* **Prompt**
Write out all records as given; omit images.

* **Rows**
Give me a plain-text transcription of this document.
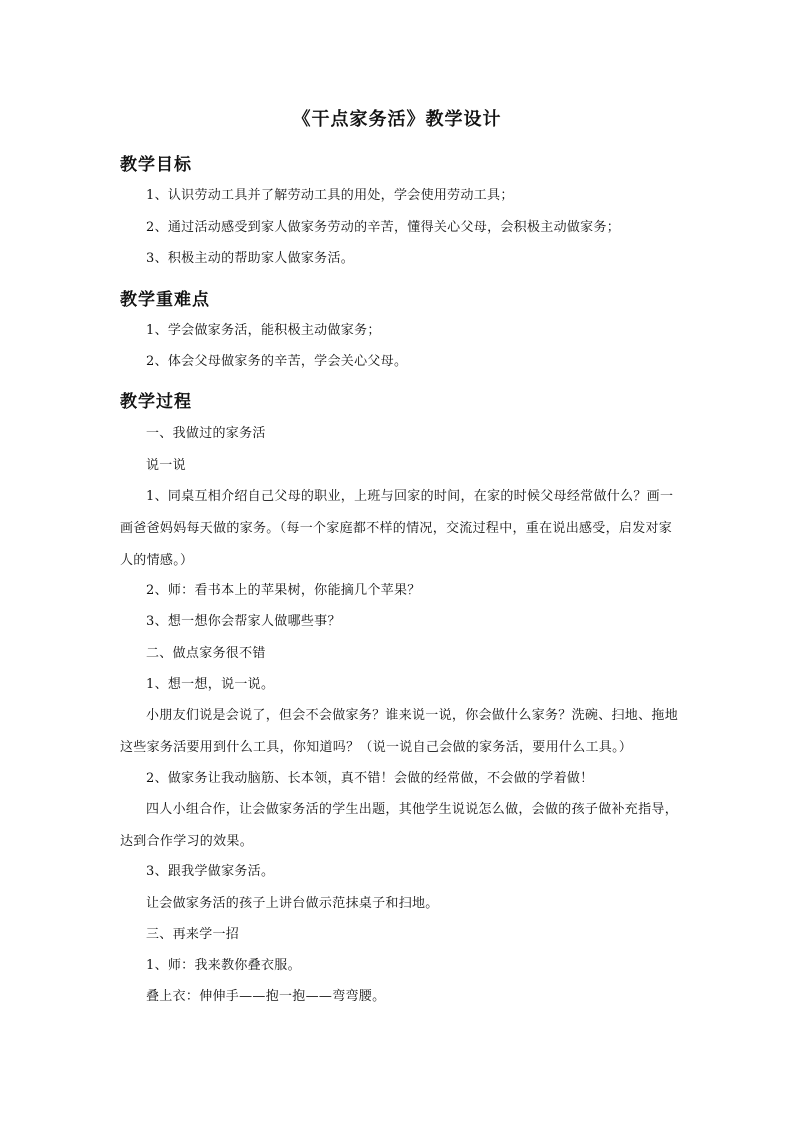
《干点家务活》教学设计
教学目标
1、认识劳动工具并了解劳动工具的用处，学会使用劳动工具；
2、通过活动感受到家人做家务劳动的辛苦，懂得关心父母，会积极主动做家务；
3、积极主动的帮助家人做家务活。
教学重难点
1、学会做家务活，能积极主动做家务；
2、体会父母做家务的辛苦，学会关心父母。
教学过程
一、我做过的家务活
说一说
1、同桌互相介绍自己父母的职业，上班与回家的时间，在家的时候父母经常做什么？画一画爸爸妈妈每天做的家务。（每一个家庭都不样的情况，交流过程中，重在说出感受，启发对家人的情感。）
2、师：看书本上的苹果树，你能摘几个苹果？
3、想一想你会帮家人做哪些事？
二、做点家务很不错
1、想一想，说一说。
小朋友们说是会说了，但会不会做家务？谁来说一说，你会做什么家务？洗碗、扫地、拖地这些家务活要用到什么工具，你知道吗？（说一说自己会做的家务活，要用什么工具。）
2、做家务让我动脑筋、长本领，真不错！会做的经常做，不会做的学着做！
四人小组合作，让会做家务活的学生出题，其他学生说说怎么做，会做的孩子做补充指导，达到合作学习的效果。
3、跟我学做家务活。
让会做家务活的孩子上讲台做示范抹桌子和扫地。
三、再来学一招
1、师：我来教你叠衣服。
叠上衣：伸伸手——抱一抱——弯弯腰。
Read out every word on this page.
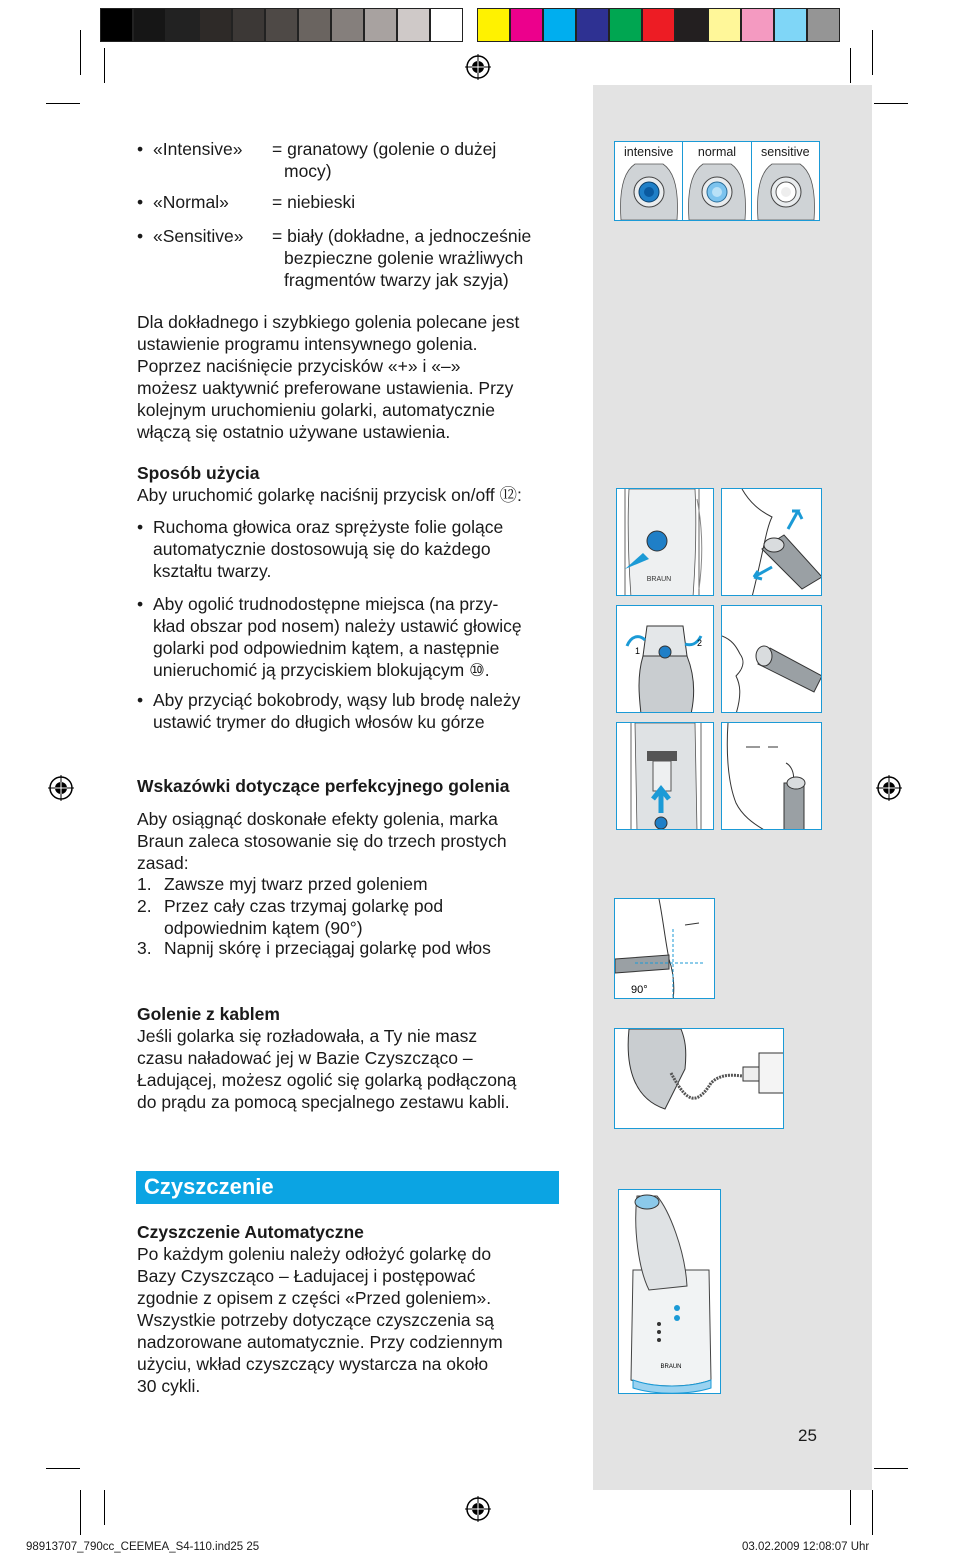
• «Intensive» = granatowy (golenie o dużej
mocy)
• «Normal» = niebieski
• «Sensitive» = biały (dokładne, a jednocześnie
bezpieczne golenie wrażliwych
fragmentów twarzy jak szyja)
Dla dokładnego i szybkiego golenia polecane jest
ustawienie programu intensywnego golenia.
Poprzez naciśnięcie przycisków «+» i «–»
możesz uaktywnić preferowane ustawienia. Przy
kolejnym uruchomieniu golarki, automatycznie
włączą się ostatnio używane ustawienia.
Sposób użycia
Aby uruchomić golarkę naciśnij przycisk on/off ⑫:
• Ruchoma głowica oraz sprężyste folie golące
automatycznie dostosowują się do każdego
kształtu twarzy.
• Aby ogolić trudnodostępne miejsca (na przy-
kład obszar pod nosem) należy ustawić głowicę
golarki pod odpowiednim kątem, a następnie
unieruchomić ją przyciskiem blokującym ⑩.
• Aby przyciąć bokobrody, wąsy lub brodę należy
ustawić trymer do długich włosów ku górze
Wskazówki dotyczące perfekcyjnego golenia
Aby osiągnąć doskonałe efekty golenia, marka
Braun zaleca stosowanie się do trzech prostych
zasad:
1. Zawsze myj twarz przed goleniem
2. Przez cały czas trzymaj golarkę pod
odpowiednim kątem (90°)
3. Napnij skórę i przeciągaj golarkę pod włos
Golenie z kablem
Jeśli golarka się rozładowała, a Ty nie masz
czasu naładować jej w Bazie Czyszcząco –
Ładującej, możesz ogolić się golarką podłączoną
do prądu za pomocą specjalnego zestawu kabli.
Czyszczenie
Czyszczenie Automatyczne
Po każdym goleniu należy odłożyć golarkę do
Bazy Czyszcząco – Ładujacej i postępować
zgodnie z opisem z części «Przed goleniem».
Wszystkie potrzeby dotyczące czyszczenia są
nadzorowane automatycznie. Przy codziennym
użyciu, wkład czyszczący wystarcza na około
30 cykli.
25
98913707_790cc_CEEMEA_S4-110.ind25 25	03.02.2009 12:08:07 Uhr
intensive	normal	sensitive
BRAUN
1
2
90°
BRAUN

* **Answer to this problem**
Give me a plain-text transcription of this document.
《干点家务活》教学设计
教学目标
1、认识劳动工具并了解劳动工具的用处，学会使用劳动工具；
2、通过活动感受到家人做家务劳动的辛苦，懂得关心父母，会积极主动做家务；
3、积极主动的帮助家人做家务活。
教学重难点
1、学会做家务活，能积极主动做家务；
2、体会父母做家务的辛苦，学会关心父母。
教学过程
一、我做过的家务活
说一说
1、同桌互相介绍自己父母的职业，上班与回家的时间，在家的时候父母经常做什么？画一画爸爸妈妈每天做的家务。（每一个家庭都不样的情况，交流过程中，重在说出感受，启发对家人的情感。）
2、师：看书本上的苹果树，你能摘几个苹果？
3、想一想你会帮家人做哪些事？
二、做点家务很不错
1、想一想，说一说。
小朋友们说是会说了，但会不会做家务？谁来说一说，你会做什么家务？洗碗、扫地、拖地这些家务活要用到什么工具，你知道吗？（说一说自己会做的家务活，要用什么工具。）
2、做家务让我动脑筋、长本领，真不错！会做的经常做，不会做的学着做！
四人小组合作，让会做家务活的学生出题，其他学生说说怎么做，会做的孩子做补充指导，达到合作学习的效果。
3、跟我学做家务活。
让会做家务活的孩子上讲台做示范抹桌子和扫地。
三、再来学一招
1、师：我来教你叠衣服。
叠上衣：伸伸手——抱一抱——弯弯腰。
Read out every word on this page.
• «Intensive» = granatowy (golenie o dużej
mocy)
• «Normal» = niebieski
• «Sensitive» = biały (dokładne, a jednocześnie
bezpieczne golenie wrażliwych
fragmentów twarzy jak szyja)
Dla dokładnego i szybkiego golenia polecane jest
ustawienie programu intensywnego golenia.
Poprzez naciśnięcie przycisków «+» i «–»
możesz uaktywnić preferowane ustawienia. Przy
kolejnym uruchomieniu golarki, automatycznie
włączą się ostatnio używane ustawienia.
Sposób użycia
Aby uruchomić golarkę naciśnij przycisk on/off ⑫:
• Ruchoma głowica oraz sprężyste folie golące
automatycznie dostosowują się do każdego
kształtu twarzy.
• Aby ogolić trudnodostępne miejsca (na przy-
kład obszar pod nosem) należy ustawić głowicę
golarki pod odpowiednim kątem, a następnie
unieruchomić ją przyciskiem blokującym ⑩.
• Aby przyciąć bokobrody, wąsy lub brodę należy
ustawić trymer do długich włosów ku górze
Wskazówki dotyczące perfekcyjnego golenia
Aby osiągnąć doskonałe efekty golenia, marka
Braun zaleca stosowanie się do trzech prostych
zasad:
1. Zawsze myj twarz przed goleniem
2. Przez cały czas trzymaj golarkę pod
odpowiednim kątem (90°)
3. Napnij skórę i przeciągaj golarkę pod włos
Golenie z kablem
Jeśli golarka się rozładowała, a Ty nie masz
czasu naładować jej w Bazie Czyszcząco –
Ładującej, możesz ogolić się golarką podłączoną
do prądu za pomocą specjalnego zestawu kabli.
Czyszczenie
Czyszczenie Automatyczne
Po każdym goleniu należy odłożyć golarkę do
Bazy Czyszcząco – Ładujacej i postępować
zgodnie z opisem z części «Przed goleniem».
Wszystkie potrzeby dotyczące czyszczenia są
nadzorowane automatycznie. Przy codziennym
użyciu, wkład czyszczący wystarcza na około
30 cykli.
25
98913707_790cc_CEEMEA_S4-110.ind25 25	03.02.2009 12:08:07 Uhr
intensive	normal	sensitive
BRAUN
1
2
90°
BRAUN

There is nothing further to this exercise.